■ Recorded information:
§

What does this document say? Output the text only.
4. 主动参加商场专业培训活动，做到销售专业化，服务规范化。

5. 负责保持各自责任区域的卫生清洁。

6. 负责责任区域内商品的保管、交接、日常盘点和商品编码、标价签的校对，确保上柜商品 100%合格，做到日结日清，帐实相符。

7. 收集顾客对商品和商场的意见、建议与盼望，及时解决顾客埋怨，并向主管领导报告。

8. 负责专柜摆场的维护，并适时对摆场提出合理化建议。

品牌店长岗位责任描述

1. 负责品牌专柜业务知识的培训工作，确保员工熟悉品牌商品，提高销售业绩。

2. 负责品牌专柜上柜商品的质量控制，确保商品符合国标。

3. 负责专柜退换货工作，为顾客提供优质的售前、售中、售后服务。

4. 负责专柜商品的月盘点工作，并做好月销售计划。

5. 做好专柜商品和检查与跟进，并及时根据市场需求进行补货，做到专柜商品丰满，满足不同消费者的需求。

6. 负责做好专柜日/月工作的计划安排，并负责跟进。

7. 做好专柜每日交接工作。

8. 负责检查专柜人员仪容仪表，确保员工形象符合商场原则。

§

■ Short task:
Write the data from above out again, exactly.

■ Response to the task:
What does this document say? Output the text only.
4. 主动参加商场专业培训活动，做到销售专业化，服务规范化。

5. 负责保持各自责任区域的卫生清洁。

6. 负责责任区域内商品的保管、交接、日常盘点和商品编码、标价签的校对，确保上柜商品 100%合格，做到日结日清，帐实相符。

7. 收集顾客对商品和商场的意见、建议与盼望，及时解决顾客埋怨，并向主管领导报告。

8. 负责专柜摆场的维护，并适时对摆场提出合理化建议。

品牌店长岗位责任描述

1. 负责品牌专柜业务知识的培训工作，确保员工熟悉品牌商品，提高销售业绩。

2. 负责品牌专柜上柜商品的质量控制，确保商品符合国标。

3. 负责专柜退换货工作，为顾客提供优质的售前、售中、售后服务。

4. 负责专柜商品的月盘点工作，并做好月销售计划。

5. 做好专柜商品和检查与跟进，并及时根据市场需求进行补货，做到专柜商品丰满，满足不同消费者的需求。

6. 负责做好专柜日/月工作的计划安排，并负责跟进。

7. 做好专柜每日交接工作。

8. 负责检查专柜人员仪容仪表，确保员工形象符合商场原则。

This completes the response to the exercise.